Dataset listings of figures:

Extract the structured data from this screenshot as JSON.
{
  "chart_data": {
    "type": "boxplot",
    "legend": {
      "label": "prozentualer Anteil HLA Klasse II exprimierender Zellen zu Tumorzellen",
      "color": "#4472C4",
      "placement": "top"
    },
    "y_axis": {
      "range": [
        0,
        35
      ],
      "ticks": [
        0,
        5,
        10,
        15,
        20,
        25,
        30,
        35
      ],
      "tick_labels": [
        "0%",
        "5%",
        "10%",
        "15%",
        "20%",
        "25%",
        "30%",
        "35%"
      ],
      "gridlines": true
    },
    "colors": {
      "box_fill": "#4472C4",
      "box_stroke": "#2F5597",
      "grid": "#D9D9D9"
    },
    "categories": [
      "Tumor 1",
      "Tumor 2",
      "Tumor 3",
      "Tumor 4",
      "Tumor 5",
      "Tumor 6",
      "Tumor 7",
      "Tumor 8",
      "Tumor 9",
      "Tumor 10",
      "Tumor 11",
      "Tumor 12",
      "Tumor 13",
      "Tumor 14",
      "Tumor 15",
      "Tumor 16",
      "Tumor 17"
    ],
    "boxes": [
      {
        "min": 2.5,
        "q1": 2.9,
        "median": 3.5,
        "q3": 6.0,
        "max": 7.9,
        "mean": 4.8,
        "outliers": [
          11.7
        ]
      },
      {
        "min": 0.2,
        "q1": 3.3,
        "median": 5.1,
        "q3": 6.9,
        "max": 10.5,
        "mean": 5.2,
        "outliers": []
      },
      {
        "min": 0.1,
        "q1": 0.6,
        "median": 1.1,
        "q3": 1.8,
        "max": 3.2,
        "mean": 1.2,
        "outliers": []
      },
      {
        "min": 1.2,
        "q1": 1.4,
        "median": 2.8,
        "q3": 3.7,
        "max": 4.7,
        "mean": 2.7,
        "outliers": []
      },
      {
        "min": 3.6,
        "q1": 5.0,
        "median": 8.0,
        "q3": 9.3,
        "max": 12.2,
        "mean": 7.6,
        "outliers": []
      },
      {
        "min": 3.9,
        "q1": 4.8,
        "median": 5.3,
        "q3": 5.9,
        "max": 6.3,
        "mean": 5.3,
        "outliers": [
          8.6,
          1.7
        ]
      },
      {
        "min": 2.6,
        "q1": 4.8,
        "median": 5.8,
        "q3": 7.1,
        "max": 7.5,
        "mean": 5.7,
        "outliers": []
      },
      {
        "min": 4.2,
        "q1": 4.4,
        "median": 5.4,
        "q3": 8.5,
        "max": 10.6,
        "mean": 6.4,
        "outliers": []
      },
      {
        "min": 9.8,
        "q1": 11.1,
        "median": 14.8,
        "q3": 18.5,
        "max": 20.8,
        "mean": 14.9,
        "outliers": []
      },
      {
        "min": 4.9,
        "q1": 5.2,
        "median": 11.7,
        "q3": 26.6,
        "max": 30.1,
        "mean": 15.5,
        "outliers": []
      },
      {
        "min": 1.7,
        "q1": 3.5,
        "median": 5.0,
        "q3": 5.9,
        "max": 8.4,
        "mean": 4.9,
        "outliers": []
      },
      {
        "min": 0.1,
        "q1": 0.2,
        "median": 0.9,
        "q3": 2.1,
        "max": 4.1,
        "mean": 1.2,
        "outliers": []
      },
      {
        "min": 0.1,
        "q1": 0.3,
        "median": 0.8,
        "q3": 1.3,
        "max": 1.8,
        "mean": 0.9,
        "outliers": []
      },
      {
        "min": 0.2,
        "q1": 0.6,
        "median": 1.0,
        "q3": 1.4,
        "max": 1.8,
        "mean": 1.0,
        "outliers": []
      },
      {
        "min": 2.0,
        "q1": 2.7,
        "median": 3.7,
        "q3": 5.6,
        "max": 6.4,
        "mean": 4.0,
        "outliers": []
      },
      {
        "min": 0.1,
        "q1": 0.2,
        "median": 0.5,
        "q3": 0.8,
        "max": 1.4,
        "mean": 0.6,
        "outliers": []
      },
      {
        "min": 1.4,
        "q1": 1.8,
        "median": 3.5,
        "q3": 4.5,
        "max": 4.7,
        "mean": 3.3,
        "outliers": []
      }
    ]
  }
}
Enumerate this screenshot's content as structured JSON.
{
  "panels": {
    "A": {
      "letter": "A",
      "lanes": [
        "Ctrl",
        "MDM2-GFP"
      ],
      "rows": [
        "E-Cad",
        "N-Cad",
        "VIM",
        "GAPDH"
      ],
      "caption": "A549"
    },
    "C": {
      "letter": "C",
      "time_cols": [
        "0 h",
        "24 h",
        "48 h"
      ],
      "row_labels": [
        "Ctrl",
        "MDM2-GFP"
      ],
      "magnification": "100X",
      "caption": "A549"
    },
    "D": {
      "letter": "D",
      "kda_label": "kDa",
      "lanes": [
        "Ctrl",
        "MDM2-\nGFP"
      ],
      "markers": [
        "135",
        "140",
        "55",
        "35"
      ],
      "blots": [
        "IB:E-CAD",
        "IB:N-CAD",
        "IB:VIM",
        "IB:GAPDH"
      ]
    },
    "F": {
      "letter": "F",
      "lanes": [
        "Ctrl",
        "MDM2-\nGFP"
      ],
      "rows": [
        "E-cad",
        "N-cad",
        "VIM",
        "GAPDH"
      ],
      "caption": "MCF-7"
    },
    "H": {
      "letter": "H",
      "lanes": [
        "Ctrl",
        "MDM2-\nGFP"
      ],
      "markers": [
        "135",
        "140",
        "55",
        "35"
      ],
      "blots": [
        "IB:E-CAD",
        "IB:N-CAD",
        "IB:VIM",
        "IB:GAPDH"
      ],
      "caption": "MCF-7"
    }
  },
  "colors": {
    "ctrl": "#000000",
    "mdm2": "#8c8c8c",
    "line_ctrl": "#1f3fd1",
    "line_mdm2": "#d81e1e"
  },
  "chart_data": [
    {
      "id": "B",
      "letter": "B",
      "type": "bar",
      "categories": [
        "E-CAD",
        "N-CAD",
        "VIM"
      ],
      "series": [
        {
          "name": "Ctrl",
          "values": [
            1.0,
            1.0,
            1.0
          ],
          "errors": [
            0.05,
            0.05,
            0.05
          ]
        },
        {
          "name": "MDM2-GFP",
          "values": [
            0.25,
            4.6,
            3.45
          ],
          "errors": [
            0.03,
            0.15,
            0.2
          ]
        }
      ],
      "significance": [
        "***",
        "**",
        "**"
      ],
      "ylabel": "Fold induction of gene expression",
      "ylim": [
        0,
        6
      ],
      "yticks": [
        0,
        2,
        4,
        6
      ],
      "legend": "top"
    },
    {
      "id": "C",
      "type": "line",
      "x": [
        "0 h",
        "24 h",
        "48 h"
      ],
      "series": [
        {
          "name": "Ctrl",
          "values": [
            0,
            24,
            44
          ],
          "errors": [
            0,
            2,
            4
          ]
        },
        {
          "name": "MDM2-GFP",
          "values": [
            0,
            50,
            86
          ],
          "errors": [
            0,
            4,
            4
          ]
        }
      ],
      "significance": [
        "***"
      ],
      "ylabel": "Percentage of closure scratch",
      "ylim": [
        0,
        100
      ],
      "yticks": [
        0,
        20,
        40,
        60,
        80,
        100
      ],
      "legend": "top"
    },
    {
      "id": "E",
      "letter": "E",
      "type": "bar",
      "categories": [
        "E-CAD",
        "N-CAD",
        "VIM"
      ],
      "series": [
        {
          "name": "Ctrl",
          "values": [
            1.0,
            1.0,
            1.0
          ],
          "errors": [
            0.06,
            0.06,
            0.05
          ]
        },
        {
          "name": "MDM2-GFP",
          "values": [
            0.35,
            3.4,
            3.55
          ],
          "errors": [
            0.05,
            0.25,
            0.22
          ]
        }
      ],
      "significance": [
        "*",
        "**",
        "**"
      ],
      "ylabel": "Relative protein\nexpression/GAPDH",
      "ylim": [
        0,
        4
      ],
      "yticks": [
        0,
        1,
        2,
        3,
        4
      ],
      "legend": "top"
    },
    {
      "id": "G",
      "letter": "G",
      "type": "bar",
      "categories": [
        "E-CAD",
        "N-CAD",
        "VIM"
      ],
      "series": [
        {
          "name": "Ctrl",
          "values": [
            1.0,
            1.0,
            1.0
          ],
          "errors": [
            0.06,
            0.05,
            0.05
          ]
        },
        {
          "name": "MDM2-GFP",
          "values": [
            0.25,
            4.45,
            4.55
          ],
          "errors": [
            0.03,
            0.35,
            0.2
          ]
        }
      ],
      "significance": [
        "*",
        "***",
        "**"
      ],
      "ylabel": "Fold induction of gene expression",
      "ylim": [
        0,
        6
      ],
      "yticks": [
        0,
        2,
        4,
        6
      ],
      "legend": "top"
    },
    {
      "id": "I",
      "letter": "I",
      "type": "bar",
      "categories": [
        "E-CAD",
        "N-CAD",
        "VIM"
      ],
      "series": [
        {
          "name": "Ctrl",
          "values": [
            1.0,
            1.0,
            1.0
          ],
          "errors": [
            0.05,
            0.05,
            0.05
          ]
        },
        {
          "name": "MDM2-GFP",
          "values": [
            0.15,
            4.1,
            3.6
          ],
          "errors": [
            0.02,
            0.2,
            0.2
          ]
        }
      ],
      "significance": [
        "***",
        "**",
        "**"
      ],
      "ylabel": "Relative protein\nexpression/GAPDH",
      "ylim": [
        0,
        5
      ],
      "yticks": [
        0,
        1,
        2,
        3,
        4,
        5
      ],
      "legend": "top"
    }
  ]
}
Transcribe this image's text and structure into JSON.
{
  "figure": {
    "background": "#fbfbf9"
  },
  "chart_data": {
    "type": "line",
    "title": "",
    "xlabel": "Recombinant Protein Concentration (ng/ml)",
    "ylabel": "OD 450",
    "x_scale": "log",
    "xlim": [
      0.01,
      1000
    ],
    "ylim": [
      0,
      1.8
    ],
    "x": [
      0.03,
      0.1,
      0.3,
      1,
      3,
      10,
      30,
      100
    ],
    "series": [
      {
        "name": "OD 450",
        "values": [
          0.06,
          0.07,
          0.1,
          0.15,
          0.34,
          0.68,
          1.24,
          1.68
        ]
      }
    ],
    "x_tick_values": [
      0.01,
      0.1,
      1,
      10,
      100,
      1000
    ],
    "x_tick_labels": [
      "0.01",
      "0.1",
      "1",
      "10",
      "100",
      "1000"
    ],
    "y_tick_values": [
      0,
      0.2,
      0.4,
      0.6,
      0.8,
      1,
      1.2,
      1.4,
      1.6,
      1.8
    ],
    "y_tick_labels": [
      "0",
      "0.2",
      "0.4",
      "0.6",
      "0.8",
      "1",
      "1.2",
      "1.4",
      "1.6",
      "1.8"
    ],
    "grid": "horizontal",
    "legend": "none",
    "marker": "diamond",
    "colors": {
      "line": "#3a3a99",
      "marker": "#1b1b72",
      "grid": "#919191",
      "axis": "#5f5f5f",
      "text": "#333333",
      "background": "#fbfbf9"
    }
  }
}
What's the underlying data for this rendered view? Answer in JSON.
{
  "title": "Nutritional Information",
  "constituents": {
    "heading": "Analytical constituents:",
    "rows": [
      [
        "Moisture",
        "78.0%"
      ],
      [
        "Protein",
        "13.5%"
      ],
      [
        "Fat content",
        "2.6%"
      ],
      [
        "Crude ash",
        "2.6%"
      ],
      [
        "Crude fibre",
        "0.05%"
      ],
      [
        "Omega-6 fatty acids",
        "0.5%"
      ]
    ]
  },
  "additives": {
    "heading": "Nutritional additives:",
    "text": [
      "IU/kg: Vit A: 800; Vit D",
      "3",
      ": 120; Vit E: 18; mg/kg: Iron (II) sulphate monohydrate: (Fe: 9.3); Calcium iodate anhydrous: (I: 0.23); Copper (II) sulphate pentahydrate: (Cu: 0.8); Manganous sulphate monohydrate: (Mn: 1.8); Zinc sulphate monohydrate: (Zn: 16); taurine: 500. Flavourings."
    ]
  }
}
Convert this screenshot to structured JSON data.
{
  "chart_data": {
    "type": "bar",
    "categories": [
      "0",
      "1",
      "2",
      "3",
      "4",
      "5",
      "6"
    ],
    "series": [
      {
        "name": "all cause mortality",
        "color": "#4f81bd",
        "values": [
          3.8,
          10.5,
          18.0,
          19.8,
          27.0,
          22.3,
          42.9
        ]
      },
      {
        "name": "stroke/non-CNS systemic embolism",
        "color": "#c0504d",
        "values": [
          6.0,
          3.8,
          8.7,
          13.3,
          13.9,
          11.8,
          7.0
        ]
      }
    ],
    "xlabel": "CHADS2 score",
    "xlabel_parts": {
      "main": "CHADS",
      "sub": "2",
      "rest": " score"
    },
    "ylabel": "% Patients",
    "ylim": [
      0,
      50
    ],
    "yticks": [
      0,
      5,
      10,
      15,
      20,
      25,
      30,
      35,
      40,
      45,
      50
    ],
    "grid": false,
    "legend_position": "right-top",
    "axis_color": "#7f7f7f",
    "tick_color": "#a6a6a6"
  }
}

**PROBLEM DETAILS:**
Begin with the line that contains "What's the underlying" and set down each line exactly until the records above end, including the final line.

**SOLUTION FOR THIS EXERCISE:**
What's the underlying data for this rendered view? Answer in JSON.
{
  "title": "Nutritional Information",
  "constituents": {
    "heading": "Analytical constituents:",
    "rows": [
      [
        "Moisture",
        "78.0%"
      ],
      [
        "Protein",
        "13.5%"
      ],
      [
        "Fat content",
        "2.6%"
      ],
      [
        "Crude ash",
        "2.6%"
      ],
      [
        "Crude fibre",
        "0.05%"
      ],
      [
        "Omega-6 fatty acids",
        "0.5%"
      ]
    ]
  },
  "additives": {
    "heading": "Nutritional additives:",
    "text": [
      "IU/kg: Vit A: 800; Vit D",
      "3",
      ": 120; Vit E: 18; mg/kg: Iron (II) sulphate monohydrate: (Fe: 9.3); Calcium iodate anhydrous: (I: 0.23); Copper (II) sulphate pentahydrate: (Cu: 0.8); Manganous sulphate monohydrate: (Mn: 1.8); Zinc sulphate monohydrate: (Zn: 16); taurine: 500. Flavourings."
    ]
  }
}
Convert this screenshot to structured JSON data.
{
  "chart_data": {
    "type": "bar",
    "categories": [
      "0",
      "1",
      "2",
      "3",
      "4",
      "5",
      "6"
    ],
    "series": [
      {
        "name": "all cause mortality",
        "color": "#4f81bd",
        "values": [
          3.8,
          10.5,
          18.0,
          19.8,
          27.0,
          22.3,
          42.9
        ]
      },
      {
        "name": "stroke/non-CNS systemic embolism",
        "color": "#c0504d",
        "values": [
          6.0,
          3.8,
          8.7,
          13.3,
          13.9,
          11.8,
          7.0
        ]
      }
    ],
    "xlabel": "CHADS2 score",
    "xlabel_parts": {
      "main": "CHADS",
      "sub": "2",
      "rest": " score"
    },
    "ylabel": "% Patients",
    "ylim": [
      0,
      50
    ],
    "yticks": [
      0,
      5,
      10,
      15,
      20,
      25,
      30,
      35,
      40,
      45,
      50
    ],
    "grid": false,
    "legend_position": "right-top",
    "axis_color": "#7f7f7f",
    "tick_color": "#a6a6a6"
  }
}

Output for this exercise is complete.